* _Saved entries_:
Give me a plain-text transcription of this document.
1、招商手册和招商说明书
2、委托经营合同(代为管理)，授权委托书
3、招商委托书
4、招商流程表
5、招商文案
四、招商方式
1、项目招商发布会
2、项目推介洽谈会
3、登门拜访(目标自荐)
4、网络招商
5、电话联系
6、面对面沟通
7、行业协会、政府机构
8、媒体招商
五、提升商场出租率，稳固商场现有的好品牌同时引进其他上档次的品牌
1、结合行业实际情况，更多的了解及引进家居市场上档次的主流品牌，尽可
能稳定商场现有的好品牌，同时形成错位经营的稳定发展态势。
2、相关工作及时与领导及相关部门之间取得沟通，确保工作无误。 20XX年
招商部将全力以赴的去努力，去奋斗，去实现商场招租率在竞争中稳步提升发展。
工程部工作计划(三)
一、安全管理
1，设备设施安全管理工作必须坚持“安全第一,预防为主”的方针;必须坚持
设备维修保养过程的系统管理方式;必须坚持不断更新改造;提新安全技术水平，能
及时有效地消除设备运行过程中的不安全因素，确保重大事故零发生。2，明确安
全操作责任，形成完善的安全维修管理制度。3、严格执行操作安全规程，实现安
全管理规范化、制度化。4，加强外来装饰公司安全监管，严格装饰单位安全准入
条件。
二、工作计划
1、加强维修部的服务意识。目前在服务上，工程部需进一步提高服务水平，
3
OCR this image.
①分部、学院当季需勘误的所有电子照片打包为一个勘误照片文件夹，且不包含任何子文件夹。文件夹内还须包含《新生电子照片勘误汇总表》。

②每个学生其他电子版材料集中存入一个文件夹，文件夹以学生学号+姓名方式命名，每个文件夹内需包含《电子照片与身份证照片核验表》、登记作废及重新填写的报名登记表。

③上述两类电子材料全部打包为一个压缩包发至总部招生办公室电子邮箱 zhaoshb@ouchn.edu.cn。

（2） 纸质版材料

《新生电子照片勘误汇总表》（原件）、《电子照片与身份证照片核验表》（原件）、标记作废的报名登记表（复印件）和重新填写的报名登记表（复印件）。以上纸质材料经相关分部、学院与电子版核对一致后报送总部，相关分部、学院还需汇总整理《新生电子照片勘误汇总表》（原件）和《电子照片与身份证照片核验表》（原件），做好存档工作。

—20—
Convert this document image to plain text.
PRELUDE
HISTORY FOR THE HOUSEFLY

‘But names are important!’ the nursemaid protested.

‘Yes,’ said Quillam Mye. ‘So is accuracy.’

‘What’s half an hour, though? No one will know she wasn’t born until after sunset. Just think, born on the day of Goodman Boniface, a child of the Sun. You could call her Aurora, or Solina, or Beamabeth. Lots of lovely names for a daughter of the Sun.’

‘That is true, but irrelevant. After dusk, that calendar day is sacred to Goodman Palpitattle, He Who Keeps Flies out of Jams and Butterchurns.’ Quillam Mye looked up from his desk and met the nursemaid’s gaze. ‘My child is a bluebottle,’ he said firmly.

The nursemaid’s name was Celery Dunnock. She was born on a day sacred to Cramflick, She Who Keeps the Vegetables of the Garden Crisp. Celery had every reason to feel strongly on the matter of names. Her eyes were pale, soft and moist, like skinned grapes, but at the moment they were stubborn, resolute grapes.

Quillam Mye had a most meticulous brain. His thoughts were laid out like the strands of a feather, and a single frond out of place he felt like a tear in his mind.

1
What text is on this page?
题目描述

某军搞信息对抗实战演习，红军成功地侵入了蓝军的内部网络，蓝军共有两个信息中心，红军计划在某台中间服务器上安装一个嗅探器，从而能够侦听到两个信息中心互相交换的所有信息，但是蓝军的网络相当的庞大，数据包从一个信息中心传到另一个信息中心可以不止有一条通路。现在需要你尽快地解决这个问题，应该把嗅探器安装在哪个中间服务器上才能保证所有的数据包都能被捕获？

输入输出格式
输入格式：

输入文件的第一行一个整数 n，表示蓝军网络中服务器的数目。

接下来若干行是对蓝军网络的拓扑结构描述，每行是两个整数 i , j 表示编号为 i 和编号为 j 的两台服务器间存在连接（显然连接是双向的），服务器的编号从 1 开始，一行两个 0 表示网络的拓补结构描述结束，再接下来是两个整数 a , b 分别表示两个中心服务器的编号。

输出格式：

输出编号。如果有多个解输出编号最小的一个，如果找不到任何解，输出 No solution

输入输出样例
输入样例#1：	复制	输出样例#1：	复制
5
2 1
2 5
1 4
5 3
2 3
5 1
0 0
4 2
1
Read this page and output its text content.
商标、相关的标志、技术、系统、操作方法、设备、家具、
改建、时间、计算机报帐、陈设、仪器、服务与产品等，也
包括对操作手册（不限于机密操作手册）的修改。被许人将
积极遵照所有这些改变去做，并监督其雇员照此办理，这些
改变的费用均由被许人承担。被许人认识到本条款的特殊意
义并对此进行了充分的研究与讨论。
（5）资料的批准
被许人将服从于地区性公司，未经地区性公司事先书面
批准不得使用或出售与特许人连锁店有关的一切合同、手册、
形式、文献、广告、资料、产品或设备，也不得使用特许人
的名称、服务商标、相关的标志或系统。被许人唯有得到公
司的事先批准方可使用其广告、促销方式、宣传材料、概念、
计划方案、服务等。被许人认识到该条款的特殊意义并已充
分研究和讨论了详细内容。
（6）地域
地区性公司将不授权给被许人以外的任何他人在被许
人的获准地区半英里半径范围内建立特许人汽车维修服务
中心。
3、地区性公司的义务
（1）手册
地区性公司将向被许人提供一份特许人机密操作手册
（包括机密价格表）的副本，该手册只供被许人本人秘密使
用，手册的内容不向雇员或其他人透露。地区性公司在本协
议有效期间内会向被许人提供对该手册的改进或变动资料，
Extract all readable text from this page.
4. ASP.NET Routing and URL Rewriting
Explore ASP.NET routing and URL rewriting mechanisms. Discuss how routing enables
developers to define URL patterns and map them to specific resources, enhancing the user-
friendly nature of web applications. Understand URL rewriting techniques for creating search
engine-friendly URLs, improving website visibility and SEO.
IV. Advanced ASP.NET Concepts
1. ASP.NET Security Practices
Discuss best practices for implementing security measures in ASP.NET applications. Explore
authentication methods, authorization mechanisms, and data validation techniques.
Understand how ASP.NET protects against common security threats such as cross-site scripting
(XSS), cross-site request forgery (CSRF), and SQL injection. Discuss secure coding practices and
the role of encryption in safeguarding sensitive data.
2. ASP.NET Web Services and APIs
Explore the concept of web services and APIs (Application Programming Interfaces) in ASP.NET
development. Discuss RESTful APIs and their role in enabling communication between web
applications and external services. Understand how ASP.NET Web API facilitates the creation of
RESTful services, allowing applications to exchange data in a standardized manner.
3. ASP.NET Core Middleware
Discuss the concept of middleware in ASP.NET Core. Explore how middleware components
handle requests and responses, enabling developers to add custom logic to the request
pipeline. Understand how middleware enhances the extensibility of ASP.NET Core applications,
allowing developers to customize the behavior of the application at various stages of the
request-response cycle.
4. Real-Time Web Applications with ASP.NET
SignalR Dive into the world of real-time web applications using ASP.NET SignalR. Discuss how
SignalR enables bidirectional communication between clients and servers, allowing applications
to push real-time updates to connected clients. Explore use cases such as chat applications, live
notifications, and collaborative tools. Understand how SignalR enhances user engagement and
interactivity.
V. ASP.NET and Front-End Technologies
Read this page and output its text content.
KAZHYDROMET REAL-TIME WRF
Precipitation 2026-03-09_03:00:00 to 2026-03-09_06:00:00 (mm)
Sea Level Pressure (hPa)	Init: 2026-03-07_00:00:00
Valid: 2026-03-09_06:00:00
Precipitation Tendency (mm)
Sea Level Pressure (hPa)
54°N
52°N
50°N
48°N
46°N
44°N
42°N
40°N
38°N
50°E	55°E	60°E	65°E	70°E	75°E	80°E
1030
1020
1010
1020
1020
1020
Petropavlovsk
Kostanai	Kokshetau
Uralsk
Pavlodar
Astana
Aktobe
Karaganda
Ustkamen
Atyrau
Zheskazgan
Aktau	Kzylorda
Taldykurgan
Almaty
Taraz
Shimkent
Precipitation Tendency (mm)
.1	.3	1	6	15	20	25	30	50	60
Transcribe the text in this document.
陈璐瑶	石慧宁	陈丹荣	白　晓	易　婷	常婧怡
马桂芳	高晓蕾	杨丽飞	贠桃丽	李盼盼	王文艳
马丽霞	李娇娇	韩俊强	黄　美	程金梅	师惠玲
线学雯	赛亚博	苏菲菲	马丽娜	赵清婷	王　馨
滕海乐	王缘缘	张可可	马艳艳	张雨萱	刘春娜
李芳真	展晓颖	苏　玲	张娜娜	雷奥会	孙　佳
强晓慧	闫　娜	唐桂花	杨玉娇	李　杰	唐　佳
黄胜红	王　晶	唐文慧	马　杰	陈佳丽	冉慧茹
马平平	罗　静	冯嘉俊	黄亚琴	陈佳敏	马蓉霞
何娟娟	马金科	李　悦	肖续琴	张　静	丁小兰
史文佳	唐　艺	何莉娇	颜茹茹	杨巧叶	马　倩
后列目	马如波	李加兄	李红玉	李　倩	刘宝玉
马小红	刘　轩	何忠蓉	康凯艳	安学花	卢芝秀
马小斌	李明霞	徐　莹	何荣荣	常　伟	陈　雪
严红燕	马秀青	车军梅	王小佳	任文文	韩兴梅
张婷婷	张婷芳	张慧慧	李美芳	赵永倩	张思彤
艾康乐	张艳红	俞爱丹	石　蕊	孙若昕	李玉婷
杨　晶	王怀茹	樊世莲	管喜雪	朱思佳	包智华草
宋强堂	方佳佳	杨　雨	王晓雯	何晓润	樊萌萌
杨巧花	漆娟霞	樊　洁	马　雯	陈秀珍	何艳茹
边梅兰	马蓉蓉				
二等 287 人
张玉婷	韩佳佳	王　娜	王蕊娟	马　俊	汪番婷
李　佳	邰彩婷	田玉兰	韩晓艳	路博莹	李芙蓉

* _Exercise directions_: Report all lines of the data above that include the string "role".

* _Completed exercise_:
the role of encryption in safeguarding sensitive data.
development. Discuss RESTful APIs and their role in enabling communication between web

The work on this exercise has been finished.